(A run of records)
'''

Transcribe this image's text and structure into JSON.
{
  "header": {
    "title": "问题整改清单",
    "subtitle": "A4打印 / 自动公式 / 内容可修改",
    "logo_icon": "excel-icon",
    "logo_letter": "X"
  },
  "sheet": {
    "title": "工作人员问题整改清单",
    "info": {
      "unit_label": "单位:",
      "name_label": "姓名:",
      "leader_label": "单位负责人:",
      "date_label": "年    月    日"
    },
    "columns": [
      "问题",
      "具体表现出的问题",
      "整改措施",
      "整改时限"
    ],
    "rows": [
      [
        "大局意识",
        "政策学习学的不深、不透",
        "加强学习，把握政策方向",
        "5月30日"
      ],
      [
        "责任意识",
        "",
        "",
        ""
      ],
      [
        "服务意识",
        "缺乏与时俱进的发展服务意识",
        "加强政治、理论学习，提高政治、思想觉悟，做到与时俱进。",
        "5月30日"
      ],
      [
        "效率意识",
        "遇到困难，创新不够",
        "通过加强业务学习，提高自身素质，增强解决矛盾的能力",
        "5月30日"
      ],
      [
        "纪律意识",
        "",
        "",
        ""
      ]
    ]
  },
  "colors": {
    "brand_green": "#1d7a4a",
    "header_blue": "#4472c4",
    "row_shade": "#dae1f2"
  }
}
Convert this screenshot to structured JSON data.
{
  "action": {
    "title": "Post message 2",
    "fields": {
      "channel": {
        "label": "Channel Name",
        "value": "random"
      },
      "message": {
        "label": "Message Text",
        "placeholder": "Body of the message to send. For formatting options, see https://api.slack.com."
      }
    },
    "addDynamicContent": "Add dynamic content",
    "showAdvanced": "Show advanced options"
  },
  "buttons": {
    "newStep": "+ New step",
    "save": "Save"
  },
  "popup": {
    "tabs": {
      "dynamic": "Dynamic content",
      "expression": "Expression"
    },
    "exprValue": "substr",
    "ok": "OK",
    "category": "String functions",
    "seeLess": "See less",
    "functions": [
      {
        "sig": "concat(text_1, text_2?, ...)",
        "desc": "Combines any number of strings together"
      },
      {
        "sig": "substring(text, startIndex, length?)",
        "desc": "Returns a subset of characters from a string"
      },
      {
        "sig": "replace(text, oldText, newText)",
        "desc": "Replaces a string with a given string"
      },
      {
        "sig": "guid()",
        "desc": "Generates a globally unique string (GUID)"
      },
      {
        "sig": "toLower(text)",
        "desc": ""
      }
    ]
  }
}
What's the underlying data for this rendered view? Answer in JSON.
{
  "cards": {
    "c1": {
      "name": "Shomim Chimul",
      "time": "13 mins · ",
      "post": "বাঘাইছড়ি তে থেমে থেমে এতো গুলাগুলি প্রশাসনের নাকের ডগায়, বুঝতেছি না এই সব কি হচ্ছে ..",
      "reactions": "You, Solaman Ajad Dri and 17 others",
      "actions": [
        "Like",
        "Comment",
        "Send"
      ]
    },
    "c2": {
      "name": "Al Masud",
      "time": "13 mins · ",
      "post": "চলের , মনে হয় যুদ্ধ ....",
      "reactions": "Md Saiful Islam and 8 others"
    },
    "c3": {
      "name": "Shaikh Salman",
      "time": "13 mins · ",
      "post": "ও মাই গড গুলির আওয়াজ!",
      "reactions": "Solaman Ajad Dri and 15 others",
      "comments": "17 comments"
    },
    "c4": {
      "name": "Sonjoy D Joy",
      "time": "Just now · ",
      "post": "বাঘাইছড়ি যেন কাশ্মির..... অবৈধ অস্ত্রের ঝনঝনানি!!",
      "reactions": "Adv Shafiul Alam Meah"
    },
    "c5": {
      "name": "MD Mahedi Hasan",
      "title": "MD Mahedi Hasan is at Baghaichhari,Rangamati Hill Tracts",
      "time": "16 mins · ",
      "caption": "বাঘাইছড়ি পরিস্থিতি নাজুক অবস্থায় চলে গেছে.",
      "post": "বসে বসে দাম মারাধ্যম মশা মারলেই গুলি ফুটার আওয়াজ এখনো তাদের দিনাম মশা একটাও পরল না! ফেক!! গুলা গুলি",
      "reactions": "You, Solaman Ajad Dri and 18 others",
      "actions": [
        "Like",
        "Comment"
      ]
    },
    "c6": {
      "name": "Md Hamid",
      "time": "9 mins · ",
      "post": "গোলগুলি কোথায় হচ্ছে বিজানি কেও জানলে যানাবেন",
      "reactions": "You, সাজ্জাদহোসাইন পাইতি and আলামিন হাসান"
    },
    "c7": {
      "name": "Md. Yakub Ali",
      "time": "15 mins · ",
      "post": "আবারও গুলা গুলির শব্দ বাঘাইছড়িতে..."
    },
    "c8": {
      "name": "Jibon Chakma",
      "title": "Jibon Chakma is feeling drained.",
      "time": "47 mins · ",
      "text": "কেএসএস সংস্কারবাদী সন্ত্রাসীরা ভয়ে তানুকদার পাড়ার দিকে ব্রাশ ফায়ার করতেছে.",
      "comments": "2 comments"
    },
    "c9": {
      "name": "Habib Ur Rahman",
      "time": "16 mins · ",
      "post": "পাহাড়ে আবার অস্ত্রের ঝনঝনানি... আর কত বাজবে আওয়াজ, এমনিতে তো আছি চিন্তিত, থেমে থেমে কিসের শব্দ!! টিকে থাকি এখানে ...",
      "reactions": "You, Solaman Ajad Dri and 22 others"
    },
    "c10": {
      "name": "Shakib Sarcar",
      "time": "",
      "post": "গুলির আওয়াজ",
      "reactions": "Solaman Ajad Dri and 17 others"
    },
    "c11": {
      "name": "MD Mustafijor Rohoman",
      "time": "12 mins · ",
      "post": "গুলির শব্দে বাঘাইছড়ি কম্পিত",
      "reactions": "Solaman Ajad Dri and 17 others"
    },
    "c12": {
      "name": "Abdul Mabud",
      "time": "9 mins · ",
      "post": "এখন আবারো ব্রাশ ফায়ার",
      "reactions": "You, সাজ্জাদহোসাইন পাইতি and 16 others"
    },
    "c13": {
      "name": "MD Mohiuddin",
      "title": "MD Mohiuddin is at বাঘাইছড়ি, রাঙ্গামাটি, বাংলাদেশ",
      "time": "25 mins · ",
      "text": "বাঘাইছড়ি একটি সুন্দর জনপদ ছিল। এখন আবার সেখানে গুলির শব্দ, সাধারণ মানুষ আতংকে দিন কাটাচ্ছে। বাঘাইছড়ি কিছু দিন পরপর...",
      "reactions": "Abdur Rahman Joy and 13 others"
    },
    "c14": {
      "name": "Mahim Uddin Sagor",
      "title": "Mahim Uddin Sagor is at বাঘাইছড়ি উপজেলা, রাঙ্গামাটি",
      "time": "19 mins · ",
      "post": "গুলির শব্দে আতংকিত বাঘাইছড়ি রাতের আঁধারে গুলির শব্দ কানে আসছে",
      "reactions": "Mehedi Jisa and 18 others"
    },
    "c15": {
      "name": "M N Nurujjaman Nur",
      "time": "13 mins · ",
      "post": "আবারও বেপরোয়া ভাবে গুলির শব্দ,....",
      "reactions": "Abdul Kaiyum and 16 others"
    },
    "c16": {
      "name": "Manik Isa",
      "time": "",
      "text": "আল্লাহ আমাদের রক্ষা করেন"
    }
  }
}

'''

Write out every entry verbatim.

* _Exercise output_:
Transcribe this image's text and structure into JSON.
{
  "header": {
    "title": "问题整改清单",
    "subtitle": "A4打印 / 自动公式 / 内容可修改",
    "logo_icon": "excel-icon",
    "logo_letter": "X"
  },
  "sheet": {
    "title": "工作人员问题整改清单",
    "info": {
      "unit_label": "单位:",
      "name_label": "姓名:",
      "leader_label": "单位负责人:",
      "date_label": "年    月    日"
    },
    "columns": [
      "问题",
      "具体表现出的问题",
      "整改措施",
      "整改时限"
    ],
    "rows": [
      [
        "大局意识",
        "政策学习学的不深、不透",
        "加强学习，把握政策方向",
        "5月30日"
      ],
      [
        "责任意识",
        "",
        "",
        ""
      ],
      [
        "服务意识",
        "缺乏与时俱进的发展服务意识",
        "加强政治、理论学习，提高政治、思想觉悟，做到与时俱进。",
        "5月30日"
      ],
      [
        "效率意识",
        "遇到困难，创新不够",
        "通过加强业务学习，提高自身素质，增强解决矛盾的能力",
        "5月30日"
      ],
      [
        "纪律意识",
        "",
        "",
        ""
      ]
    ]
  },
  "colors": {
    "brand_green": "#1d7a4a",
    "header_blue": "#4472c4",
    "row_shade": "#dae1f2"
  }
}
Convert this screenshot to structured JSON data.
{
  "action": {
    "title": "Post message 2",
    "fields": {
      "channel": {
        "label": "Channel Name",
        "value": "random"
      },
      "message": {
        "label": "Message Text",
        "placeholder": "Body of the message to send. For formatting options, see https://api.slack.com."
      }
    },
    "addDynamicContent": "Add dynamic content",
    "showAdvanced": "Show advanced options"
  },
  "buttons": {
    "newStep": "+ New step",
    "save": "Save"
  },
  "popup": {
    "tabs": {
      "dynamic": "Dynamic content",
      "expression": "Expression"
    },
    "exprValue": "substr",
    "ok": "OK",
    "category": "String functions",
    "seeLess": "See less",
    "functions": [
      {
        "sig": "concat(text_1, text_2?, ...)",
        "desc": "Combines any number of strings together"
      },
      {
        "sig": "substring(text, startIndex, length?)",
        "desc": "Returns a subset of characters from a string"
      },
      {
        "sig": "replace(text, oldText, newText)",
        "desc": "Replaces a string with a given string"
      },
      {
        "sig": "guid()",
        "desc": "Generates a globally unique string (GUID)"
      },
      {
        "sig": "toLower(text)",
        "desc": ""
      }
    ]
  }
}
What's the underlying data for this rendered view? Answer in JSON.
{
  "cards": {
    "c1": {
      "name": "Shomim Chimul",
      "time": "13 mins · ",
      "post": "বাঘাইছড়ি তে থেমে থেমে এতো গুলাগুলি প্রশাসনের নাকের ডগায়, বুঝতেছি না এই সব কি হচ্ছে ..",
      "reactions": "You, Solaman Ajad Dri and 17 others",
      "actions": [
        "Like",
        "Comment",
        "Send"
      ]
    },
    "c2": {
      "name": "Al Masud",
      "time": "13 mins · ",
      "post": "চলের , মনে হয় যুদ্ধ ....",
      "reactions": "Md Saiful Islam and 8 others"
    },
    "c3": {
      "name": "Shaikh Salman",
      "time": "13 mins · ",
      "post": "ও মাই গড গুলির আওয়াজ!",
      "reactions": "Solaman Ajad Dri and 15 others",
      "comments": "17 comments"
    },
    "c4": {
      "name": "Sonjoy D Joy",
      "time": "Just now · ",
      "post": "বাঘাইছড়ি যেন কাশ্মির..... অবৈধ অস্ত্রের ঝনঝনানি!!",
      "reactions": "Adv Shafiul Alam Meah"
    },
    "c5": {
      "name": "MD Mahedi Hasan",
      "title": "MD Mahedi Hasan is at Baghaichhari,Rangamati Hill Tracts",
      "time": "16 mins · ",
      "caption": "বাঘাইছড়ি পরিস্থিতি নাজুক অবস্থায় চলে গেছে.",
      "post": "বসে বসে দাম মারাধ্যম মশা মারলেই গুলি ফুটার আওয়াজ এখনো তাদের দিনাম মশা একটাও পরল না! ফেক!! গুলা গুলি",
      "reactions": "You, Solaman Ajad Dri and 18 others",
      "actions": [
        "Like",
        "Comment"
      ]
    },
    "c6": {
      "name": "Md Hamid",
      "time": "9 mins · ",
      "post": "গোলগুলি কোথায় হচ্ছে বিজানি কেও জানলে যানাবেন",
      "reactions": "You, সাজ্জাদহোসাইন পাইতি and আলামিন হাসান"
    },
    "c7": {
      "name": "Md. Yakub Ali",
      "time": "15 mins · ",
      "post": "আবারও গুলা গুলির শব্দ বাঘাইছড়িতে..."
    },
    "c8": {
      "name": "Jibon Chakma",
      "title": "Jibon Chakma is feeling drained.",
      "time": "47 mins · ",
      "text": "কেএসএস সংস্কারবাদী সন্ত্রাসীরা ভয়ে তানুকদার পাড়ার দিকে ব্রাশ ফায়ার করতেছে.",
      "comments": "2 comments"
    },
    "c9": {
      "name": "Habib Ur Rahman",
      "time": "16 mins · ",
      "post": "পাহাড়ে আবার অস্ত্রের ঝনঝনানি... আর কত বাজবে আওয়াজ, এমনিতে তো আছি চিন্তিত, থেমে থেমে কিসের শব্দ!! টিকে থাকি এখানে ...",
      "reactions": "You, Solaman Ajad Dri and 22 others"
    },
    "c10": {
      "name": "Shakib Sarcar",
      "time": "",
      "post": "গুলির আওয়াজ",
      "reactions": "Solaman Ajad Dri and 17 others"
    },
    "c11": {
      "name": "MD Mustafijor Rohoman",
      "time": "12 mins · ",
      "post": "গুলির শব্দে বাঘাইছড়ি কম্পিত",
      "reactions": "Solaman Ajad Dri and 17 others"
    },
    "c12": {
      "name": "Abdul Mabud",
      "time": "9 mins · ",
      "post": "এখন আবারো ব্রাশ ফায়ার",
      "reactions": "You, সাজ্জাদহোসাইন পাইতি and 16 others"
    },
    "c13": {
      "name": "MD Mohiuddin",
      "title": "MD Mohiuddin is at বাঘাইছড়ি, রাঙ্গামাটি, বাংলাদেশ",
      "time": "25 mins · ",
      "text": "বাঘাইছড়ি একটি সুন্দর জনপদ ছিল। এখন আবার সেখানে গুলির শব্দ, সাধারণ মানুষ আতংকে দিন কাটাচ্ছে। বাঘাইছড়ি কিছু দিন পরপর...",
      "reactions": "Abdur Rahman Joy and 13 others"
    },
    "c14": {
      "name": "Mahim Uddin Sagor",
      "title": "Mahim Uddin Sagor is at বাঘাইছড়ি উপজেলা, রাঙ্গামাটি",
      "time": "19 mins · ",
      "post": "গুলির শব্দে আতংকিত বাঘাইছড়ি রাতের আঁধারে গুলির শব্দ কানে আসছে",
      "reactions": "Mehedi Jisa and 18 others"
    },
    "c15": {
      "name": "M N Nurujjaman Nur",
      "time": "13 mins · ",
      "post": "আবারও বেপরোয়া ভাবে গুলির শব্দ,....",
      "reactions": "Abdul Kaiyum and 16 others"
    },
    "c16": {
      "name": "Manik Isa",
      "time": "",
      "text": "আল্লাহ আমাদের রক্ষা করেন"
    }
  }
}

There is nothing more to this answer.